### [What you will do]
Extract the complete listing and repeat it word for word.

### [Given records]

# # # # #

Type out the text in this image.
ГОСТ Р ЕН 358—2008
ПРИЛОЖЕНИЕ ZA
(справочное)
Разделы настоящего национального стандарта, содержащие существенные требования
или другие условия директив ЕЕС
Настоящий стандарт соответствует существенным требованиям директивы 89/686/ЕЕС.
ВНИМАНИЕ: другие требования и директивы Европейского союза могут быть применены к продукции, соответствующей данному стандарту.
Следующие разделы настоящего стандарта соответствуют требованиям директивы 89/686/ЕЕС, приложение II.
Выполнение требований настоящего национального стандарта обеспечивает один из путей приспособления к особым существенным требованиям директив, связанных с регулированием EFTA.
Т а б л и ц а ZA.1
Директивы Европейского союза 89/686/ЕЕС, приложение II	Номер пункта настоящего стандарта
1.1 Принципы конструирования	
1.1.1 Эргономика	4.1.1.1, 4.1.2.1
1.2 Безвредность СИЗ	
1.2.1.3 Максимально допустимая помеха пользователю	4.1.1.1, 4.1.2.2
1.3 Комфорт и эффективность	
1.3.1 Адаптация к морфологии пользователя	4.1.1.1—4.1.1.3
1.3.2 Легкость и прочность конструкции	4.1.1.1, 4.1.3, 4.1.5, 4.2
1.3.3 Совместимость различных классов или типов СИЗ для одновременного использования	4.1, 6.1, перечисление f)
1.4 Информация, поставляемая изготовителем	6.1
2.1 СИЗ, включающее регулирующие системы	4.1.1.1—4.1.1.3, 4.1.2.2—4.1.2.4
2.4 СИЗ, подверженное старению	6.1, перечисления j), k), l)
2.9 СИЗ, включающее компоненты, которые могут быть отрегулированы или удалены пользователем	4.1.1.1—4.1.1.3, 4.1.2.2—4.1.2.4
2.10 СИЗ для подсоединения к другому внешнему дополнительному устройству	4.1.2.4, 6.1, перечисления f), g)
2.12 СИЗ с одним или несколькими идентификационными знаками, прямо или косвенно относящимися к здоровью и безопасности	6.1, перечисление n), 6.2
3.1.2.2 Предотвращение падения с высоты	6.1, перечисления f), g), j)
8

# # # # #

### [Worked solution]
Type out the text in this image.
ГОСТ Р ЕН 358—2008
ПРИЛОЖЕНИЕ ZA
(справочное)
Разделы настоящего национального стандарта, содержащие существенные требования
или другие условия директив ЕЕС
Настоящий стандарт соответствует существенным требованиям директивы 89/686/ЕЕС.
ВНИМАНИЕ: другие требования и директивы Европейского союза могут быть применены к продукции, соответствующей данному стандарту.
Следующие разделы настоящего стандарта соответствуют требованиям директивы 89/686/ЕЕС, приложение II.
Выполнение требований настоящего национального стандарта обеспечивает один из путей приспособления к особым существенным требованиям директив, связанных с регулированием EFTA.
Т а б л и ц а ZA.1
Директивы Европейского союза 89/686/ЕЕС, приложение II	Номер пункта настоящего стандарта
1.1 Принципы конструирования	
1.1.1 Эргономика	4.1.1.1, 4.1.2.1
1.2 Безвредность СИЗ	
1.2.1.3 Максимально допустимая помеха пользователю	4.1.1.1, 4.1.2.2
1.3 Комфорт и эффективность	
1.3.1 Адаптация к морфологии пользователя	4.1.1.1—4.1.1.3
1.3.2 Легкость и прочность конструкции	4.1.1.1, 4.1.3, 4.1.5, 4.2
1.3.3 Совместимость различных классов или типов СИЗ для одновременного использования	4.1, 6.1, перечисление f)
1.4 Информация, поставляемая изготовителем	6.1
2.1 СИЗ, включающее регулирующие системы	4.1.1.1—4.1.1.3, 4.1.2.2—4.1.2.4
2.4 СИЗ, подверженное старению	6.1, перечисления j), k), l)
2.9 СИЗ, включающее компоненты, которые могут быть отрегулированы или удалены пользователем	4.1.1.1—4.1.1.3, 4.1.2.2—4.1.2.4
2.10 СИЗ для подсоединения к другому внешнему дополнительному устройству	4.1.2.4, 6.1, перечисления f), g)
2.12 СИЗ с одним или несколькими идентификационными знаками, прямо или косвенно относящимися к здоровью и безопасности	6.1, перечисление n), 6.2
3.1.2.2 Предотвращение падения с высоты	6.1, перечисления f), g), j)
8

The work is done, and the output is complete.